◆ **Written request**:
All the data should be repeated exactly. Any image in it is left out.

◆ **Given data**:
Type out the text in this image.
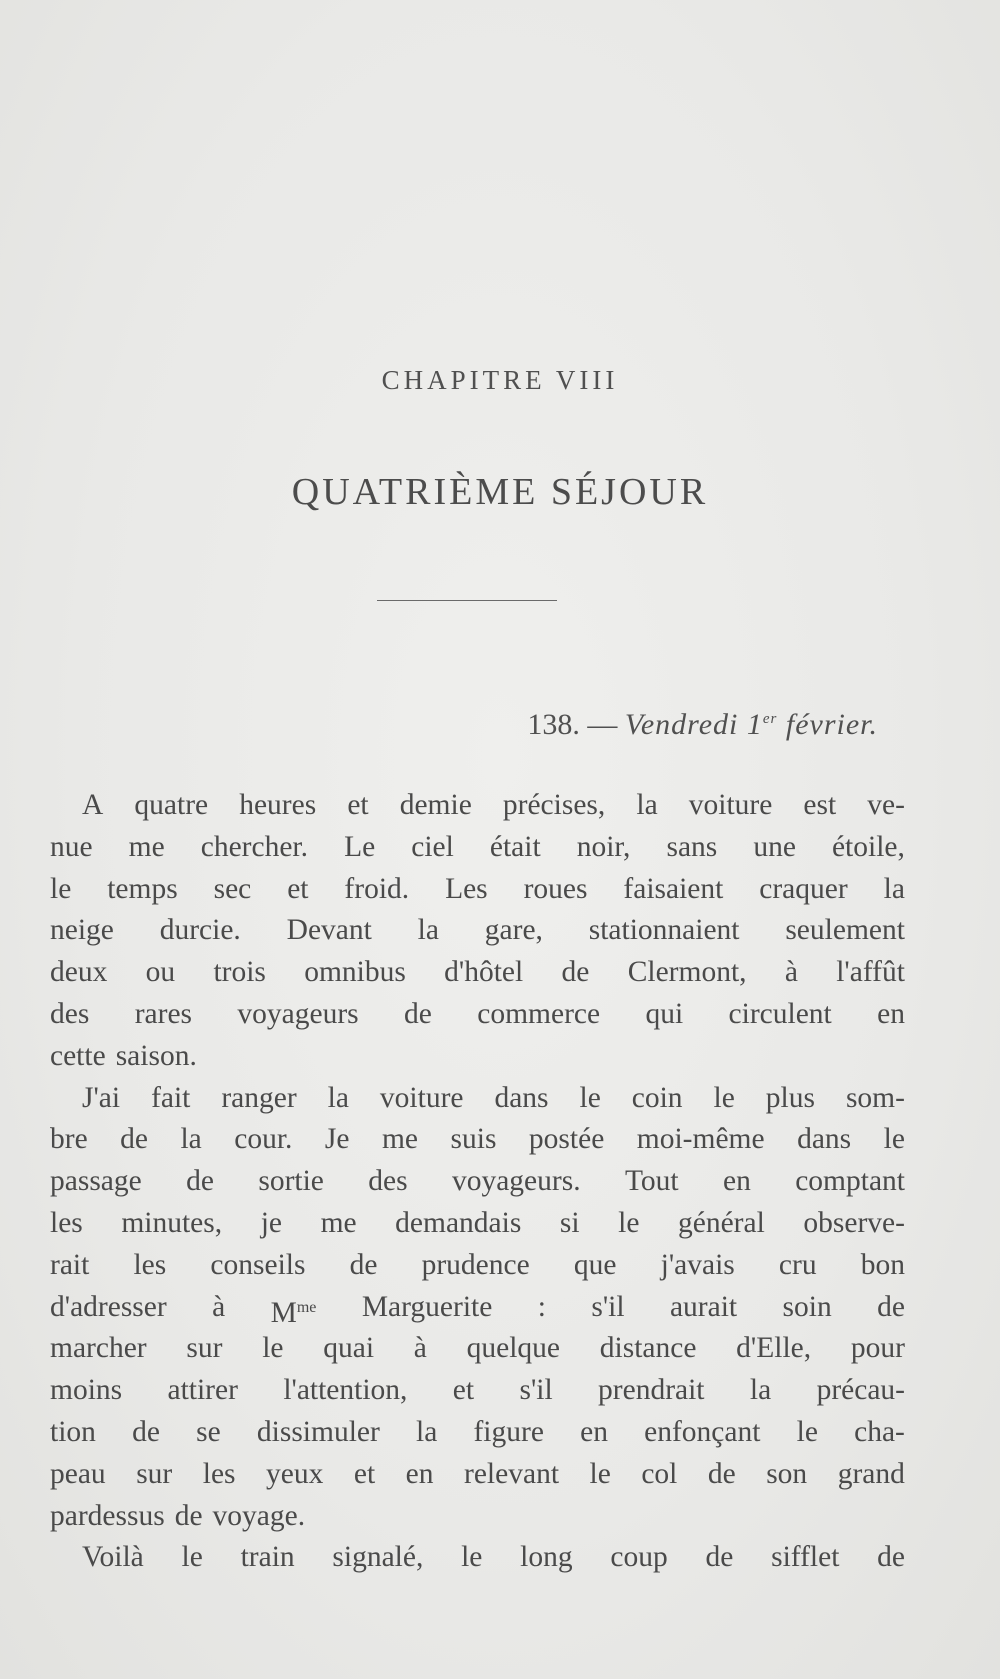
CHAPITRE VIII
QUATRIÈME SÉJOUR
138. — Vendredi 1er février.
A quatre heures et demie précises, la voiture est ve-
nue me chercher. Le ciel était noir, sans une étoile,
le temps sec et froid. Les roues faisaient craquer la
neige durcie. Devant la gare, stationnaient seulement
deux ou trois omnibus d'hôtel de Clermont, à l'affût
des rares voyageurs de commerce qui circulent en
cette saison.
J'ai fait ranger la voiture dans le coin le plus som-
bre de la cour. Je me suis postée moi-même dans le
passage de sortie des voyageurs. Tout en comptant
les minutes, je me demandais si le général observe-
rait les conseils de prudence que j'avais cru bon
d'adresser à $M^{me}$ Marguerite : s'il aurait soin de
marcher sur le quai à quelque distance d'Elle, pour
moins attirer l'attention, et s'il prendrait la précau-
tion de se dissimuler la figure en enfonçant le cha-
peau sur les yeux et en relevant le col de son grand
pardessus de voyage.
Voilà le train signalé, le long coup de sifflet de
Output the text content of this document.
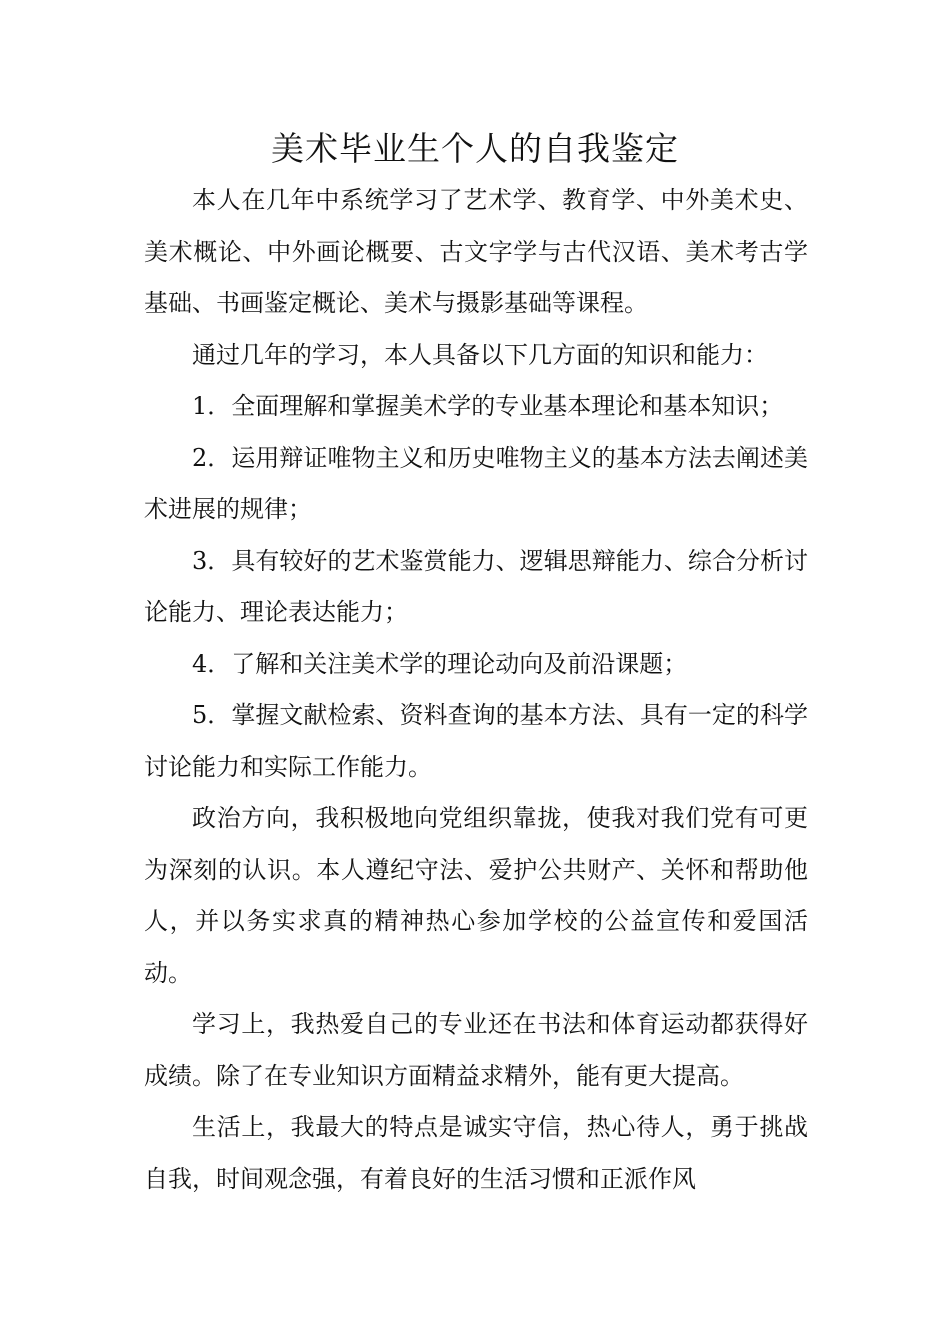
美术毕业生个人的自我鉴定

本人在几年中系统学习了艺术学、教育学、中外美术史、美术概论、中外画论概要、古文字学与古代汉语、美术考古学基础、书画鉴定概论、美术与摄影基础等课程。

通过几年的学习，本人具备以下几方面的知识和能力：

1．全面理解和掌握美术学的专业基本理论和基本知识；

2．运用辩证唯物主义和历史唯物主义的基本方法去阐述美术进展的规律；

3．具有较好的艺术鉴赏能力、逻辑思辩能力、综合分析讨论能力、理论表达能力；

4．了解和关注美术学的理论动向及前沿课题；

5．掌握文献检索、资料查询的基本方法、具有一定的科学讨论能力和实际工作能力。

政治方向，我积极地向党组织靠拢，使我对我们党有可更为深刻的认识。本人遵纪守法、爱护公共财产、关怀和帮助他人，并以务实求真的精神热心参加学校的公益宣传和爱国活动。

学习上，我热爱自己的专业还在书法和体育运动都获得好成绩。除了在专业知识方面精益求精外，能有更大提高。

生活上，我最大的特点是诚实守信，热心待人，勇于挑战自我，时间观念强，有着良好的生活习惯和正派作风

◆ **Correct response**:
Type out the text in this image.
CHAPITRE VIII
QUATRIÈME SÉJOUR
138. — Vendredi 1er février.
A quatre heures et demie précises, la voiture est ve-
nue me chercher. Le ciel était noir, sans une étoile,
le temps sec et froid. Les roues faisaient craquer la
neige durcie. Devant la gare, stationnaient seulement
deux ou trois omnibus d'hôtel de Clermont, à l'affût
des rares voyageurs de commerce qui circulent en
cette saison.
J'ai fait ranger la voiture dans le coin le plus som-
bre de la cour. Je me suis postée moi-même dans le
passage de sortie des voyageurs. Tout en comptant
les minutes, je me demandais si le général observe-
rait les conseils de prudence que j'avais cru bon
d'adresser à $M^{me}$ Marguerite : s'il aurait soin de
marcher sur le quai à quelque distance d'Elle, pour
moins attirer l'attention, et s'il prendrait la précau-
tion de se dissimuler la figure en enfonçant le cha-
peau sur les yeux et en relevant le col de son grand
pardessus de voyage.
Voilà le train signalé, le long coup de sifflet de
Output the text content of this document.
美术毕业生个人的自我鉴定

本人在几年中系统学习了艺术学、教育学、中外美术史、美术概论、中外画论概要、古文字学与古代汉语、美术考古学基础、书画鉴定概论、美术与摄影基础等课程。

通过几年的学习，本人具备以下几方面的知识和能力：

1．全面理解和掌握美术学的专业基本理论和基本知识；

2．运用辩证唯物主义和历史唯物主义的基本方法去阐述美术进展的规律；

3．具有较好的艺术鉴赏能力、逻辑思辩能力、综合分析讨论能力、理论表达能力；

4．了解和关注美术学的理论动向及前沿课题；

5．掌握文献检索、资料查询的基本方法、具有一定的科学讨论能力和实际工作能力。

政治方向，我积极地向党组织靠拢，使我对我们党有可更为深刻的认识。本人遵纪守法、爱护公共财产、关怀和帮助他人，并以务实求真的精神热心参加学校的公益宣传和爱国活动。

学习上，我热爱自己的专业还在书法和体育运动都获得好成绩。除了在专业知识方面精益求精外，能有更大提高。

生活上，我最大的特点是诚实守信，热心待人，勇于挑战自我，时间观念强，有着良好的生活习惯和正派作风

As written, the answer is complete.